WORK INSTRUCTIONS → Tally the lines that contain the string "Based" and state that total without comment.

■ ■ ■ ■

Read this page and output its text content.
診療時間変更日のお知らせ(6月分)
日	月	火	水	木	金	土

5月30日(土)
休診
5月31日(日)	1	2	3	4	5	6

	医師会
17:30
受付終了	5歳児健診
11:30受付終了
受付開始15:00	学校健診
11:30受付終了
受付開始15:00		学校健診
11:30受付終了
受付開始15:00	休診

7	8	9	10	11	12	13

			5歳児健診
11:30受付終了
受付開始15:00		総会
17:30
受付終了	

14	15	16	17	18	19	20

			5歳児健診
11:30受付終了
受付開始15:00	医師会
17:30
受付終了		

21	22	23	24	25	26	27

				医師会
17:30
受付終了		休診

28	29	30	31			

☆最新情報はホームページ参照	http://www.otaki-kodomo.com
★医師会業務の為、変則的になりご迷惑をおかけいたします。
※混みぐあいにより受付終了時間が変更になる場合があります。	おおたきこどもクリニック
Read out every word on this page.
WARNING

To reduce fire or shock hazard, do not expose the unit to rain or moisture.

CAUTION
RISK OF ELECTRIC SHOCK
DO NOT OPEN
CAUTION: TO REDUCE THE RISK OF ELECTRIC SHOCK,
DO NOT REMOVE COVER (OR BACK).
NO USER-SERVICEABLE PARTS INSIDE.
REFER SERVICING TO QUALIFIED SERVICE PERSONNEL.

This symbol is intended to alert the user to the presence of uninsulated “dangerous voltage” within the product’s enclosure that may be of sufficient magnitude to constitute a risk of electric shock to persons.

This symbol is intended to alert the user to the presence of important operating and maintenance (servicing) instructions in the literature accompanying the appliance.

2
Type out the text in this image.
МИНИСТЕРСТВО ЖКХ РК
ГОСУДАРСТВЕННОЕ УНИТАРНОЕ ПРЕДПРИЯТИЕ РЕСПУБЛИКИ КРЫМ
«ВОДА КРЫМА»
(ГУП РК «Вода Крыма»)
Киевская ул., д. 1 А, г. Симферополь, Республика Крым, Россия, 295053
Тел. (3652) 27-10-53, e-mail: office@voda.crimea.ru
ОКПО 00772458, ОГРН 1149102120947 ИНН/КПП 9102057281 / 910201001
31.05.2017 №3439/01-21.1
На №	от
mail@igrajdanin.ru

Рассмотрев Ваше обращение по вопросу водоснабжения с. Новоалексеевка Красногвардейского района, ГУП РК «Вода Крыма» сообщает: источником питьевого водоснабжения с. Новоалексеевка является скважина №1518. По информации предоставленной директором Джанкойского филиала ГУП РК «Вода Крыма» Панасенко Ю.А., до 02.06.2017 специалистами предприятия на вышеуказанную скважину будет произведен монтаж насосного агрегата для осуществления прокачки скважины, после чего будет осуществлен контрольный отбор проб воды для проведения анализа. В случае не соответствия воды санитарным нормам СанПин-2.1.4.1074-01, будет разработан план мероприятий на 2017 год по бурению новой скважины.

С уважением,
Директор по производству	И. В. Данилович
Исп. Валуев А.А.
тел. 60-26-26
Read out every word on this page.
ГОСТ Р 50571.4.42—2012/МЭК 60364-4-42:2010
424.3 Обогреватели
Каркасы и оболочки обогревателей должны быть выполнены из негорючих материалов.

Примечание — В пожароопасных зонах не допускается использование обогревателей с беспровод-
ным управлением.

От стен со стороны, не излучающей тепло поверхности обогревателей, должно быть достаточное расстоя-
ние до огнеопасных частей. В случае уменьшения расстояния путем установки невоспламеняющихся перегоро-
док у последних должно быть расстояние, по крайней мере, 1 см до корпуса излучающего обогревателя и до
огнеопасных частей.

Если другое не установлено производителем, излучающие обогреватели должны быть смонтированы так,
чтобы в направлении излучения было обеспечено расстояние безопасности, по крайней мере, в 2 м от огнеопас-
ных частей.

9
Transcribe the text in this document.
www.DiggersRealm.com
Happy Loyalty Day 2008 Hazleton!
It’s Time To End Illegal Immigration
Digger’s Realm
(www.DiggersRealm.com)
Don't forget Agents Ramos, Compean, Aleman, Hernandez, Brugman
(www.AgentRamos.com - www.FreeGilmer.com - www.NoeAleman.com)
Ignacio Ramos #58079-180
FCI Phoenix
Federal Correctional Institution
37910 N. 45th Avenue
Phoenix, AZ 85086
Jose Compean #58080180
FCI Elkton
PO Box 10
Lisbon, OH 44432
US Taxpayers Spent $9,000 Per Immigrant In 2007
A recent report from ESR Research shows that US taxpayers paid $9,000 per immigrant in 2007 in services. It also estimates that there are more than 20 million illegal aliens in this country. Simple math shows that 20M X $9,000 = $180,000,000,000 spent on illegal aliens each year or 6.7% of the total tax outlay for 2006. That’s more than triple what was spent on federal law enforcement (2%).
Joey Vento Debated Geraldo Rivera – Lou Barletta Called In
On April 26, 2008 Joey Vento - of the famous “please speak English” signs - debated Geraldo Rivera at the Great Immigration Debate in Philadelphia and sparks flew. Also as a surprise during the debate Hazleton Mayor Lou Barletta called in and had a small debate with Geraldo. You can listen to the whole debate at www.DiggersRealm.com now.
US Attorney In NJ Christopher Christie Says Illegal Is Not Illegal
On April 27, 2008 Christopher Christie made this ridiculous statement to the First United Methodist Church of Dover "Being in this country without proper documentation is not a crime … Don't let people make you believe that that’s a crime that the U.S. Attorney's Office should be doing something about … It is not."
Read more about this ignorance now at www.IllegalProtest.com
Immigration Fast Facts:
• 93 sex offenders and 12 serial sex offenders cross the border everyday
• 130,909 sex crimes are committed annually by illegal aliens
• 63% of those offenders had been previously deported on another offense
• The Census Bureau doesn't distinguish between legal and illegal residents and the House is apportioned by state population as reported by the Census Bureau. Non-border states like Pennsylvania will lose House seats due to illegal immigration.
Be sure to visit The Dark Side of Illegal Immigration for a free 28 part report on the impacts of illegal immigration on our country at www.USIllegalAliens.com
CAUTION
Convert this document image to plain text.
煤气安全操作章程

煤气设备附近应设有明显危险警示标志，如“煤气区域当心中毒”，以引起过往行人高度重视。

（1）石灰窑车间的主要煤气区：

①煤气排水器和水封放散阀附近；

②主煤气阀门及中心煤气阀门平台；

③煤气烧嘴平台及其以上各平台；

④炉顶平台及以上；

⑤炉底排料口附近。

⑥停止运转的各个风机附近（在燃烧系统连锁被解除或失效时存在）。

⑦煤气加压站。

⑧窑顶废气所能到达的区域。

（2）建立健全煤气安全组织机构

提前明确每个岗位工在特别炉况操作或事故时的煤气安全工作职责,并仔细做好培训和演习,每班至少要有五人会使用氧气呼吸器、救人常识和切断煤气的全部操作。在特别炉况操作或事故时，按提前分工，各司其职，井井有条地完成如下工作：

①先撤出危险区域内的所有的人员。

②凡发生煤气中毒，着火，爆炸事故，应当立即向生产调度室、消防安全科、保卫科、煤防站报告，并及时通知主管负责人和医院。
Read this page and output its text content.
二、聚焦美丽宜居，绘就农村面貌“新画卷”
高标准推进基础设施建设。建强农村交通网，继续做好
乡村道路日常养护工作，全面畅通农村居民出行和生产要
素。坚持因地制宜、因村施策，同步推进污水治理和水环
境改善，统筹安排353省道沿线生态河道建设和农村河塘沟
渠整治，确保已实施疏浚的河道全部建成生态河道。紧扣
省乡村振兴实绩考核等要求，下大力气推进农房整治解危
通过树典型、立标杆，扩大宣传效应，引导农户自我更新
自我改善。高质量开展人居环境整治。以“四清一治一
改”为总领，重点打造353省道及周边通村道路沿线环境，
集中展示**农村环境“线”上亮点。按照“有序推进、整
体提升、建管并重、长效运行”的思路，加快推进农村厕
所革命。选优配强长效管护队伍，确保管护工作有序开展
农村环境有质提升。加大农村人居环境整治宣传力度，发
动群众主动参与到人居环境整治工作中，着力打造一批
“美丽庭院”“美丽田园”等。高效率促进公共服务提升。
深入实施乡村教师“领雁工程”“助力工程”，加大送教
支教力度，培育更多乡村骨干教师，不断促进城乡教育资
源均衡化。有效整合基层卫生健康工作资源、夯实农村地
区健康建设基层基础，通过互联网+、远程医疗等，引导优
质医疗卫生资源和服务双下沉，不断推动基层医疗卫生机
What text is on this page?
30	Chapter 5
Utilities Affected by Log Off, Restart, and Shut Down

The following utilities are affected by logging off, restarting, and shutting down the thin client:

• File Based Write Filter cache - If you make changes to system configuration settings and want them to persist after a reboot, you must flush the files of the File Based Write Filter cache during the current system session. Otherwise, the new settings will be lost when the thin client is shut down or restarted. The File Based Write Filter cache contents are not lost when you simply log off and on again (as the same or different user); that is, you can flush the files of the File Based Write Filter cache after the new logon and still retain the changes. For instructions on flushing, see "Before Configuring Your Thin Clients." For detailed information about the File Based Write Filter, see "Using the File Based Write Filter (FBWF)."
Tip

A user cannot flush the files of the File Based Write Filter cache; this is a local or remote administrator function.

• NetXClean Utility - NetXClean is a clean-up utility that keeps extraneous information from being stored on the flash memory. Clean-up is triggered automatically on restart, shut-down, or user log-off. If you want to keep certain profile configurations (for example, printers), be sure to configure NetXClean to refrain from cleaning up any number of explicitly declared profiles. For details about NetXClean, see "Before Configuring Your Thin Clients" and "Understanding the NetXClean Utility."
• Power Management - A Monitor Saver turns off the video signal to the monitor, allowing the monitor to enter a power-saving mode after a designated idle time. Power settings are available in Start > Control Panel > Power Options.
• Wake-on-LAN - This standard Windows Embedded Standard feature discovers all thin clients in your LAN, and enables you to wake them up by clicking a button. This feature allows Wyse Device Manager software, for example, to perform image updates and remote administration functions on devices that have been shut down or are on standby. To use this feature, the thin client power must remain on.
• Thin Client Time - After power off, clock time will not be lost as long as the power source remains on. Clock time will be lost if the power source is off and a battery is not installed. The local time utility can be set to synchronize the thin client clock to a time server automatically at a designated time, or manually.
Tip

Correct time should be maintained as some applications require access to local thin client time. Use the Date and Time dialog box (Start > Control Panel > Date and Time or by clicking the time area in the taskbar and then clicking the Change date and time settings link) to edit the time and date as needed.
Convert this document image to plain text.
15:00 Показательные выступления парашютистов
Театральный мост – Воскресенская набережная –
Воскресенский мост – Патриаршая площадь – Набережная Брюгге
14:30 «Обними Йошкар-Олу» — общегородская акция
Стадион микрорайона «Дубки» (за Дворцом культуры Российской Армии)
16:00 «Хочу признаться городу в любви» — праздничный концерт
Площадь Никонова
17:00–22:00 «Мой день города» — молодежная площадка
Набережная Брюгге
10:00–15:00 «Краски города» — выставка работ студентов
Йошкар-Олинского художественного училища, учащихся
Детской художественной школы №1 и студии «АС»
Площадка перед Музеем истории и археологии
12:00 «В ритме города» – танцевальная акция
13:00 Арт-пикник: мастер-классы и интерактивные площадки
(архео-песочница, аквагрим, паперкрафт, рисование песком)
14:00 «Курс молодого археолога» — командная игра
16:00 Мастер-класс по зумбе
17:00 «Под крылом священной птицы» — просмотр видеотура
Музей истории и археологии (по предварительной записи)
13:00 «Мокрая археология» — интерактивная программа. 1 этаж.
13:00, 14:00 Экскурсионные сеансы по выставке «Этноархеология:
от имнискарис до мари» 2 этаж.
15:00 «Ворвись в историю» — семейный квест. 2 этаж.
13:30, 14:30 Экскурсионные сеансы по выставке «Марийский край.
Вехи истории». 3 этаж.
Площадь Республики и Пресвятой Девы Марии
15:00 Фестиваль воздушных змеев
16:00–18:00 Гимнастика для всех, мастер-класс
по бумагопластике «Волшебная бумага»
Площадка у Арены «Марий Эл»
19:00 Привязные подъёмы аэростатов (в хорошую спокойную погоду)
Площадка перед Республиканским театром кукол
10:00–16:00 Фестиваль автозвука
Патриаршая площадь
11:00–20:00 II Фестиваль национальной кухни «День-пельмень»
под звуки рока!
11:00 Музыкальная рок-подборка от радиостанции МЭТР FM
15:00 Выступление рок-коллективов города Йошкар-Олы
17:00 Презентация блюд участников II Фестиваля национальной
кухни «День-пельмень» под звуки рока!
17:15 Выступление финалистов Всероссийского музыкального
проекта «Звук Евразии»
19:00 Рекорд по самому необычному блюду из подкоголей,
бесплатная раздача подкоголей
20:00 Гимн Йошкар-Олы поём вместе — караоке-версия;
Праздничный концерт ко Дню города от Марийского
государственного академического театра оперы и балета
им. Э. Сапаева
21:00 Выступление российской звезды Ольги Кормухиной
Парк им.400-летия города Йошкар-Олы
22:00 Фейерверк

■ ■ ■ ■

OUTPUT BELOW → 2